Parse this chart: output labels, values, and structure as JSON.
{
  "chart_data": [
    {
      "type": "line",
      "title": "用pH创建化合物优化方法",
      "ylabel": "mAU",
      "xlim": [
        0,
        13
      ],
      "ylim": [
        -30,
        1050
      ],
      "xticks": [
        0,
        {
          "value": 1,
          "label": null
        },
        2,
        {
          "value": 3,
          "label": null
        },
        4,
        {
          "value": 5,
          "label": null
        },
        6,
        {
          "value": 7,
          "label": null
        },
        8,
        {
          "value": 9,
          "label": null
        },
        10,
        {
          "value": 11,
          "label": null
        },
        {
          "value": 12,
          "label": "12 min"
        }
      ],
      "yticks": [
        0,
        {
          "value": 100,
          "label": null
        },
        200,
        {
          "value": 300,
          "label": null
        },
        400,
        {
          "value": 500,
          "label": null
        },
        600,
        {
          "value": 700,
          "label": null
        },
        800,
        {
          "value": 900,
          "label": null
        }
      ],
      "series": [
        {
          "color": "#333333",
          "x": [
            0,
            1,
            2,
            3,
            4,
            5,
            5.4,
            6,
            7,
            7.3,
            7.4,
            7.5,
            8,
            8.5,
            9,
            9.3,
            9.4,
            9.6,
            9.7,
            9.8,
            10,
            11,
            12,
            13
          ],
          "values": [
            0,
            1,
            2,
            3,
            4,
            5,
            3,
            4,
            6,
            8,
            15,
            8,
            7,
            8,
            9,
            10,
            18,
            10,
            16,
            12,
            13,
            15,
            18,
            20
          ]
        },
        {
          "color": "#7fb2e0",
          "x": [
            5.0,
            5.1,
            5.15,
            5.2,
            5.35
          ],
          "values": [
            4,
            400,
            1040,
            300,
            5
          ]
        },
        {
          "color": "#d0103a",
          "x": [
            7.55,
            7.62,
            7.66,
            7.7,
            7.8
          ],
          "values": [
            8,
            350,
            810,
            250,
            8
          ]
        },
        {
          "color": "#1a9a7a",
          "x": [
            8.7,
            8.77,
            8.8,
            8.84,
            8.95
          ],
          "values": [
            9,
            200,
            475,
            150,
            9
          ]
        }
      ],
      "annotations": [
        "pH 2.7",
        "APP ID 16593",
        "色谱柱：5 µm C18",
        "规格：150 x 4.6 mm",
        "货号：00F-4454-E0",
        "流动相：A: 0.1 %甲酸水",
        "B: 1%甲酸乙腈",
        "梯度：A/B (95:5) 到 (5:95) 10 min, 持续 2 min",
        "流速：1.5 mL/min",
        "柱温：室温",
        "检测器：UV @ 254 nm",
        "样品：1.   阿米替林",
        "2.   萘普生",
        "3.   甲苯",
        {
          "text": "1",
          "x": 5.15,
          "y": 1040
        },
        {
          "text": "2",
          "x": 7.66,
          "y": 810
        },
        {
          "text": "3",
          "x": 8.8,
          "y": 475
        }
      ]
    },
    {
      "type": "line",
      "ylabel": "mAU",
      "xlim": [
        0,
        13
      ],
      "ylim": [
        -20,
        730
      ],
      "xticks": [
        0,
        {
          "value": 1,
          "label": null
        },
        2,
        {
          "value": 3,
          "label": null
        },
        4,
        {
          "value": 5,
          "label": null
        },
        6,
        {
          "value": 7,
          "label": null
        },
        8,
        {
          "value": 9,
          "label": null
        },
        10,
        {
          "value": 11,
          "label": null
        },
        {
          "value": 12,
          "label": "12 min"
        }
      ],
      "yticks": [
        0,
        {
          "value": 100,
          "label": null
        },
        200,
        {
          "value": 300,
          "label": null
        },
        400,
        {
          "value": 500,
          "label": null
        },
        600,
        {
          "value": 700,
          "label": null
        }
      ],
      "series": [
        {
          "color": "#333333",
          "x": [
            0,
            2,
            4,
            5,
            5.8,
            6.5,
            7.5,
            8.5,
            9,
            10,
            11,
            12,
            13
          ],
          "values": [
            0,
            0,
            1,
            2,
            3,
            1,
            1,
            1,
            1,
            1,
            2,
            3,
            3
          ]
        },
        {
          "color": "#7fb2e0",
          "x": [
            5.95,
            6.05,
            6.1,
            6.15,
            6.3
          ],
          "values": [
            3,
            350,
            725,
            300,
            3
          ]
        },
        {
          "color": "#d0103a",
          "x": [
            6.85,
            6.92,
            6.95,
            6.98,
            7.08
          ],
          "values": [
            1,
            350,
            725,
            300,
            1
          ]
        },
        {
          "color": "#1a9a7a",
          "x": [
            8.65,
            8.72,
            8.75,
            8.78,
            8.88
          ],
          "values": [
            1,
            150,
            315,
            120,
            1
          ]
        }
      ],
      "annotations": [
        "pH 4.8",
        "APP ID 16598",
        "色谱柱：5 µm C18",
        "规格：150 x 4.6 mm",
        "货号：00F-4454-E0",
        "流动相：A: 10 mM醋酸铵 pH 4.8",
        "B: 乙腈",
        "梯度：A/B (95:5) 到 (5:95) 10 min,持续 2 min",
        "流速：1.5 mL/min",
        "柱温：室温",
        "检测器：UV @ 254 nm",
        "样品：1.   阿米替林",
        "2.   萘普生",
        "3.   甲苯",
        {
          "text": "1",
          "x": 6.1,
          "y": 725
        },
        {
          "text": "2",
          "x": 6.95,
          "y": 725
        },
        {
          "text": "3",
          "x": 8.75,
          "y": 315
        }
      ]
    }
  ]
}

==================================================

Goal: Retype each record exactly, leaving nothing out.

The reply:
Parse this chart: output labels, values, and structure as JSON.
{
  "chart_data": [
    {
      "type": "line",
      "title": "用pH创建化合物优化方法",
      "ylabel": "mAU",
      "xlim": [
        0,
        13
      ],
      "ylim": [
        -30,
        1050
      ],
      "xticks": [
        0,
        {
          "value": 1,
          "label": null
        },
        2,
        {
          "value": 3,
          "label": null
        },
        4,
        {
          "value": 5,
          "label": null
        },
        6,
        {
          "value": 7,
          "label": null
        },
        8,
        {
          "value": 9,
          "label": null
        },
        10,
        {
          "value": 11,
          "label": null
        },
        {
          "value": 12,
          "label": "12 min"
        }
      ],
      "yticks": [
        0,
        {
          "value": 100,
          "label": null
        },
        200,
        {
          "value": 300,
          "label": null
        },
        400,
        {
          "value": 500,
          "label": null
        },
        600,
        {
          "value": 700,
          "label": null
        },
        800,
        {
          "value": 900,
          "label": null
        }
      ],
      "series": [
        {
          "color": "#333333",
          "x": [
            0,
            1,
            2,
            3,
            4,
            5,
            5.4,
            6,
            7,
            7.3,
            7.4,
            7.5,
            8,
            8.5,
            9,
            9.3,
            9.4,
            9.6,
            9.7,
            9.8,
            10,
            11,
            12,
            13
          ],
          "values": [
            0,
            1,
            2,
            3,
            4,
            5,
            3,
            4,
            6,
            8,
            15,
            8,
            7,
            8,
            9,
            10,
            18,
            10,
            16,
            12,
            13,
            15,
            18,
            20
          ]
        },
        {
          "color": "#7fb2e0",
          "x": [
            5.0,
            5.1,
            5.15,
            5.2,
            5.35
          ],
          "values": [
            4,
            400,
            1040,
            300,
            5
          ]
        },
        {
          "color": "#d0103a",
          "x": [
            7.55,
            7.62,
            7.66,
            7.7,
            7.8
          ],
          "values": [
            8,
            350,
            810,
            250,
            8
          ]
        },
        {
          "color": "#1a9a7a",
          "x": [
            8.7,
            8.77,
            8.8,
            8.84,
            8.95
          ],
          "values": [
            9,
            200,
            475,
            150,
            9
          ]
        }
      ],
      "annotations": [
        "pH 2.7",
        "APP ID 16593",
        "色谱柱：5 µm C18",
        "规格：150 x 4.6 mm",
        "货号：00F-4454-E0",
        "流动相：A: 0.1 %甲酸水",
        "B: 1%甲酸乙腈",
        "梯度：A/B (95:5) 到 (5:95) 10 min, 持续 2 min",
        "流速：1.5 mL/min",
        "柱温：室温",
        "检测器：UV @ 254 nm",
        "样品：1.   阿米替林",
        "2.   萘普生",
        "3.   甲苯",
        {
          "text": "1",
          "x": 5.15,
          "y": 1040
        },
        {
          "text": "2",
          "x": 7.66,
          "y": 810
        },
        {
          "text": "3",
          "x": 8.8,
          "y": 475
        }
      ]
    },
    {
      "type": "line",
      "ylabel": "mAU",
      "xlim": [
        0,
        13
      ],
      "ylim": [
        -20,
        730
      ],
      "xticks": [
        0,
        {
          "value": 1,
          "label": null
        },
        2,
        {
          "value": 3,
          "label": null
        },
        4,
        {
          "value": 5,
          "label": null
        },
        6,
        {
          "value": 7,
          "label": null
        },
        8,
        {
          "value": 9,
          "label": null
        },
        10,
        {
          "value": 11,
          "label": null
        },
        {
          "value": 12,
          "label": "12 min"
        }
      ],
      "yticks": [
        0,
        {
          "value": 100,
          "label": null
        },
        200,
        {
          "value": 300,
          "label": null
        },
        400,
        {
          "value": 500,
          "label": null
        },
        600,
        {
          "value": 700,
          "label": null
        }
      ],
      "series": [
        {
          "color": "#333333",
          "x": [
            0,
            2,
            4,
            5,
            5.8,
            6.5,
            7.5,
            8.5,
            9,
            10,
            11,
            12,
            13
          ],
          "values": [
            0,
            0,
            1,
            2,
            3,
            1,
            1,
            1,
            1,
            1,
            2,
            3,
            3
          ]
        },
        {
          "color": "#7fb2e0",
          "x": [
            5.95,
            6.05,
            6.1,
            6.15,
            6.3
          ],
          "values": [
            3,
            350,
            725,
            300,
            3
          ]
        },
        {
          "color": "#d0103a",
          "x": [
            6.85,
            6.92,
            6.95,
            6.98,
            7.08
          ],
          "values": [
            1,
            350,
            725,
            300,
            1
          ]
        },
        {
          "color": "#1a9a7a",
          "x": [
            8.65,
            8.72,
            8.75,
            8.78,
            8.88
          ],
          "values": [
            1,
            150,
            315,
            120,
            1
          ]
        }
      ],
      "annotations": [
        "pH 4.8",
        "APP ID 16598",
        "色谱柱：5 µm C18",
        "规格：150 x 4.6 mm",
        "货号：00F-4454-E0",
        "流动相：A: 10 mM醋酸铵 pH 4.8",
        "B: 乙腈",
        "梯度：A/B (95:5) 到 (5:95) 10 min,持续 2 min",
        "流速：1.5 mL/min",
        "柱温：室温",
        "检测器：UV @ 254 nm",
        "样品：1.   阿米替林",
        "2.   萘普生",
        "3.   甲苯",
        {
          "text": "1",
          "x": 6.1,
          "y": 725
        },
        {
          "text": "2",
          "x": 6.95,
          "y": 725
        },
        {
          "text": "3",
          "x": 8.75,
          "y": 315
        }
      ]
    }
  ]
}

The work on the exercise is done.